Supplied material ->
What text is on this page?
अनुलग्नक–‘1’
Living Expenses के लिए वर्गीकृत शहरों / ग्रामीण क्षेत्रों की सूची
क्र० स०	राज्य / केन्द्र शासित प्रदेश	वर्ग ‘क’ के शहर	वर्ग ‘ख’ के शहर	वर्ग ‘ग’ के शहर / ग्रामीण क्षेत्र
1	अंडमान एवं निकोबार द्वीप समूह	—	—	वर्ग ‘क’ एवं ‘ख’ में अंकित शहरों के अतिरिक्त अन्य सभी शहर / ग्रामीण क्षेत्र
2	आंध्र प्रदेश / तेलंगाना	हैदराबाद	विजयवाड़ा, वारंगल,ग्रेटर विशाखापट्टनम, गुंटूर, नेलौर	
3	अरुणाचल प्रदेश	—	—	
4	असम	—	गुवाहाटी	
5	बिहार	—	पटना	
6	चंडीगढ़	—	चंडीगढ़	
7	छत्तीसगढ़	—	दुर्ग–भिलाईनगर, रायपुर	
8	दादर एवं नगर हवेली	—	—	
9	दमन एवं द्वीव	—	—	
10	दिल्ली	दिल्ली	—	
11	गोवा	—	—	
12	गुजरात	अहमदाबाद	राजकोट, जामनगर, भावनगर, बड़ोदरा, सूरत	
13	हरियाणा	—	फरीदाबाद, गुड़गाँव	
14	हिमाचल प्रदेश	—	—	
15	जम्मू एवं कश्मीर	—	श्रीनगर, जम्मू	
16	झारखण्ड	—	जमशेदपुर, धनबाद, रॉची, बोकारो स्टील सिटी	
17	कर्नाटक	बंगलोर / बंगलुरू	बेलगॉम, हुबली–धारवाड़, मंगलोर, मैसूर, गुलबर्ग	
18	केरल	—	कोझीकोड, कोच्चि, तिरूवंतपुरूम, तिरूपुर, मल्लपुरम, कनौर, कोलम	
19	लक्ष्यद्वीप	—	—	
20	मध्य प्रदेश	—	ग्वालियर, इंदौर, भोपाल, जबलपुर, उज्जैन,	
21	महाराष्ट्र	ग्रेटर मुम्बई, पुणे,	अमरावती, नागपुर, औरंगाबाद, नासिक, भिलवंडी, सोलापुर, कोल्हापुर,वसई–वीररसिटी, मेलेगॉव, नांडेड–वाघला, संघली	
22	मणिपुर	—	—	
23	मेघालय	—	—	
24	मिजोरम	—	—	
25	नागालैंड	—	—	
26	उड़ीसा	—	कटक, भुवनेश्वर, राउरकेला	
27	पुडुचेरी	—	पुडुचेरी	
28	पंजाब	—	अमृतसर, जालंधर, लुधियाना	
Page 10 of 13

Exercise requirements ->
Transcribe each entry exactly.

Answer for this exercise ->
What text is on this page?
अनुलग्नक–‘1’
Living Expenses के लिए वर्गीकृत शहरों / ग्रामीण क्षेत्रों की सूची
क्र० स०	राज्य / केन्द्र शासित प्रदेश	वर्ग ‘क’ के शहर	वर्ग ‘ख’ के शहर	वर्ग ‘ग’ के शहर / ग्रामीण क्षेत्र
1	अंडमान एवं निकोबार द्वीप समूह	—	—	वर्ग ‘क’ एवं ‘ख’ में अंकित शहरों के अतिरिक्त अन्य सभी शहर / ग्रामीण क्षेत्र
2	आंध्र प्रदेश / तेलंगाना	हैदराबाद	विजयवाड़ा, वारंगल,ग्रेटर विशाखापट्टनम, गुंटूर, नेलौर	
3	अरुणाचल प्रदेश	—	—	
4	असम	—	गुवाहाटी	
5	बिहार	—	पटना	
6	चंडीगढ़	—	चंडीगढ़	
7	छत्तीसगढ़	—	दुर्ग–भिलाईनगर, रायपुर	
8	दादर एवं नगर हवेली	—	—	
9	दमन एवं द्वीव	—	—	
10	दिल्ली	दिल्ली	—	
11	गोवा	—	—	
12	गुजरात	अहमदाबाद	राजकोट, जामनगर, भावनगर, बड़ोदरा, सूरत	
13	हरियाणा	—	फरीदाबाद, गुड़गाँव	
14	हिमाचल प्रदेश	—	—	
15	जम्मू एवं कश्मीर	—	श्रीनगर, जम्मू	
16	झारखण्ड	—	जमशेदपुर, धनबाद, रॉची, बोकारो स्टील सिटी	
17	कर्नाटक	बंगलोर / बंगलुरू	बेलगॉम, हुबली–धारवाड़, मंगलोर, मैसूर, गुलबर्ग	
18	केरल	—	कोझीकोड, कोच्चि, तिरूवंतपुरूम, तिरूपुर, मल्लपुरम, कनौर, कोलम	
19	लक्ष्यद्वीप	—	—	
20	मध्य प्रदेश	—	ग्वालियर, इंदौर, भोपाल, जबलपुर, उज्जैन,	
21	महाराष्ट्र	ग्रेटर मुम्बई, पुणे,	अमरावती, नागपुर, औरंगाबाद, नासिक, भिलवंडी, सोलापुर, कोल्हापुर,वसई–वीररसिटी, मेलेगॉव, नांडेड–वाघला, संघली	
22	मणिपुर	—	—	
23	मेघालय	—	—	
24	मिजोरम	—	—	
25	नागालैंड	—	—	
26	उड़ीसा	—	कटक, भुवनेश्वर, राउरकेला	
27	पुडुचेरी	—	पुडुचेरी	
28	पंजाब	—	अमृतसर, जालंधर, लुधियाना	
Page 10 of 13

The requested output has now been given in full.